- [Your instructions] Reproduce the listing below word for word, line by line, with no changes.

- [Entries]

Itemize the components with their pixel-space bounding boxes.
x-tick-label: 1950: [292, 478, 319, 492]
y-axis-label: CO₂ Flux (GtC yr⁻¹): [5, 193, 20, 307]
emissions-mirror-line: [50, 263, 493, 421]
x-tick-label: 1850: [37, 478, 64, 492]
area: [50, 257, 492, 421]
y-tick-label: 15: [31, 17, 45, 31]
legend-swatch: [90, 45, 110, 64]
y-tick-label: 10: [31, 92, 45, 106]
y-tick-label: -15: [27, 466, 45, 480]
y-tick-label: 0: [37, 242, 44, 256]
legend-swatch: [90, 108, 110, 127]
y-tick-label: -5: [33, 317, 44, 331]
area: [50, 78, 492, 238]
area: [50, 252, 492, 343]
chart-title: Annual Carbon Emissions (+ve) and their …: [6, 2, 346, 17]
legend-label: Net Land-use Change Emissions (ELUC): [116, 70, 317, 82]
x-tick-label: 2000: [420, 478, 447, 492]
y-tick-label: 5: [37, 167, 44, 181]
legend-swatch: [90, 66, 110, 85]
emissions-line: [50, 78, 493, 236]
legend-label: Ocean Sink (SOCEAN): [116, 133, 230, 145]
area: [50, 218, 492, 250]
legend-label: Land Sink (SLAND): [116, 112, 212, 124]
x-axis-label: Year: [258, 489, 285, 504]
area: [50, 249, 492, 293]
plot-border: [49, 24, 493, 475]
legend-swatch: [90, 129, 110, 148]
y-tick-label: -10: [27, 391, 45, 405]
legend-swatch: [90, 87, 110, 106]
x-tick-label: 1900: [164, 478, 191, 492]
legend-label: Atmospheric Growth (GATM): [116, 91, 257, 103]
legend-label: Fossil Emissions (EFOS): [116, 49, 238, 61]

- [Task result]
Itemize the components with their pixel-space bounding boxes.
x-tick-label: 1950: [292, 478, 319, 492]
y-axis-label: CO₂ Flux (GtC yr⁻¹): [5, 193, 20, 307]
emissions-mirror-line: [50, 263, 493, 421]
x-tick-label: 1850: [37, 478, 64, 492]
area: [50, 257, 492, 421]
y-tick-label: 15: [31, 17, 45, 31]
legend-swatch: [90, 45, 110, 64]
y-tick-label: 10: [31, 92, 45, 106]
y-tick-label: -15: [27, 466, 45, 480]
y-tick-label: 0: [37, 242, 44, 256]
legend-swatch: [90, 108, 110, 127]
y-tick-label: -5: [33, 317, 44, 331]
area: [50, 78, 492, 238]
area: [50, 252, 492, 343]
chart-title: Annual Carbon Emissions (+ve) and their …: [6, 2, 346, 17]
legend-label: Net Land-use Change Emissions (ELUC): [116, 70, 317, 82]
x-tick-label: 2000: [420, 478, 447, 492]
y-tick-label: 5: [37, 167, 44, 181]
legend-swatch: [90, 66, 110, 85]
emissions-line: [50, 78, 493, 236]
legend-label: Ocean Sink (SOCEAN): [116, 133, 230, 145]
area: [50, 218, 492, 250]
legend-label: Land Sink (SLAND): [116, 112, 212, 124]
x-axis-label: Year: [258, 489, 285, 504]
area: [50, 249, 492, 293]
plot-border: [49, 24, 493, 475]
legend-swatch: [90, 129, 110, 148]
y-tick-label: -10: [27, 391, 45, 405]
legend-swatch: [90, 87, 110, 106]
x-tick-label: 1900: [164, 478, 191, 492]
legend-label: Atmospheric Growth (GATM): [116, 91, 257, 103]
legend-label: Fossil Emissions (EFOS): [116, 49, 238, 61]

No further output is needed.